EXERCISE AIM
Below is a listing. Gather each line of it that contains "كمثل".

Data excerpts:
▼▼▼

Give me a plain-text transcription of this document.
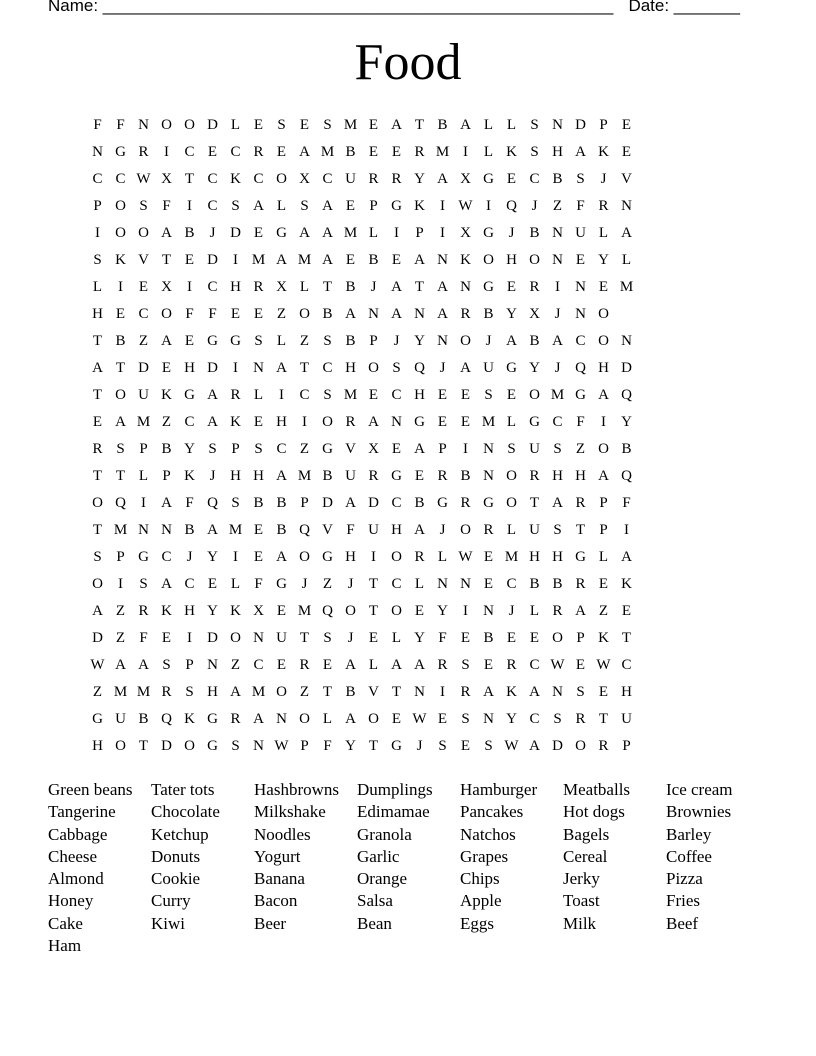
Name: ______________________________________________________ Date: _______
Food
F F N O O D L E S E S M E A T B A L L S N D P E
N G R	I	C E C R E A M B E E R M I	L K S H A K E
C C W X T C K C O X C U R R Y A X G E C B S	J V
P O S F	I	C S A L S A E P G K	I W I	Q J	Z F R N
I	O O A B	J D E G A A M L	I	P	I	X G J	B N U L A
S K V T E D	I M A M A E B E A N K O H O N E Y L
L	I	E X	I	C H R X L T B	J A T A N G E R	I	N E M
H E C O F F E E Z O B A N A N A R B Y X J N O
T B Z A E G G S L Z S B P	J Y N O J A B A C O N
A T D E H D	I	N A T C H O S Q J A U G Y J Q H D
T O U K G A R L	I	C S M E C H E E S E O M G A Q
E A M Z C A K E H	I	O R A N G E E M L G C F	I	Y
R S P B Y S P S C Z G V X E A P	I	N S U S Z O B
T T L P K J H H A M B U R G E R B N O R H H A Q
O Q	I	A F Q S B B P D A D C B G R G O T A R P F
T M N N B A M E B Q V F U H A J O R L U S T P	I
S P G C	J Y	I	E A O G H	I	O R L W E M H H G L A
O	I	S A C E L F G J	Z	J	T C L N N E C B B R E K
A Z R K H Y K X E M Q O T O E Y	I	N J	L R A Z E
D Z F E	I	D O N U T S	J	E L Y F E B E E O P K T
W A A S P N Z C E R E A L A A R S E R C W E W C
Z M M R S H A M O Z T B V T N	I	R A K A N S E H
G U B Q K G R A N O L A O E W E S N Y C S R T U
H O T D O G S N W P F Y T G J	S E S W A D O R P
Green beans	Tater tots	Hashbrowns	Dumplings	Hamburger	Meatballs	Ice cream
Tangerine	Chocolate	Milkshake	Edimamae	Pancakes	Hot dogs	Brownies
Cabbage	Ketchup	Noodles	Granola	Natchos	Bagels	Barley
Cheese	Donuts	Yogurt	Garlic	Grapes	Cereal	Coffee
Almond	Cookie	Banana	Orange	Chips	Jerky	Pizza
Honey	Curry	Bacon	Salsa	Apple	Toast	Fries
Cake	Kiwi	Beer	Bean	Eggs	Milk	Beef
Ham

▲▲▲
▼▼▼

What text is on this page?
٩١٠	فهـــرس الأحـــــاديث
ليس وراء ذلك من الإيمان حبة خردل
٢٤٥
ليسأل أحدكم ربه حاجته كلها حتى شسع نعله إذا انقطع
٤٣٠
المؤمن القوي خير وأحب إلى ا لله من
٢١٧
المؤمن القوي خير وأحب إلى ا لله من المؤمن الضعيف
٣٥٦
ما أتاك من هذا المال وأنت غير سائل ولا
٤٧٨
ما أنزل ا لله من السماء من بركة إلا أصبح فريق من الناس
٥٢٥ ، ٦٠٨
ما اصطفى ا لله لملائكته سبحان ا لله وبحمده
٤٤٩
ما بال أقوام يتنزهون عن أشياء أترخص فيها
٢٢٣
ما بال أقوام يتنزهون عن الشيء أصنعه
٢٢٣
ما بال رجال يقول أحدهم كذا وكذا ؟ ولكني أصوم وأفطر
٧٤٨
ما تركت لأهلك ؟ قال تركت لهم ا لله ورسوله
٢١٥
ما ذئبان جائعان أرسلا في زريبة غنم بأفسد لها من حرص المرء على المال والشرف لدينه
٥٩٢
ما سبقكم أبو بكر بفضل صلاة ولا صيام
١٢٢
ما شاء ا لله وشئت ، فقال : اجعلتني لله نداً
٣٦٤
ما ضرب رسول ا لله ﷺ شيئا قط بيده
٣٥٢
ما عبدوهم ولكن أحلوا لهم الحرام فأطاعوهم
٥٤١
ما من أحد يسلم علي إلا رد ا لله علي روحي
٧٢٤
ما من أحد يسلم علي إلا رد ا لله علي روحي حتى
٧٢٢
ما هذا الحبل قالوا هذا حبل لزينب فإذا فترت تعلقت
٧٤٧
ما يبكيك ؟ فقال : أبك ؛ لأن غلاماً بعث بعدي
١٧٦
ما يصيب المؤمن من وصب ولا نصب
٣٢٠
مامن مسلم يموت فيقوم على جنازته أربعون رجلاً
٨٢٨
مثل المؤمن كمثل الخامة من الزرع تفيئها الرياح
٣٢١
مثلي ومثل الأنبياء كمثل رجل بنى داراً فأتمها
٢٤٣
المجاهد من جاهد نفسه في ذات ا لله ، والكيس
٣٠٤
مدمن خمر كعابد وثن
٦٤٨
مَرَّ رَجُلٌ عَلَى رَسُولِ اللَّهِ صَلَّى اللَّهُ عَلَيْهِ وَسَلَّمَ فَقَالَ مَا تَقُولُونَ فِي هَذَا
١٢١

▲▲▲

TASK OUTPUT
مثل المؤمن كمثل الخامة من الزرع تفيئها الرياح
مثلي ومثل الأنبياء كمثل رجل بنى داراً فأتمها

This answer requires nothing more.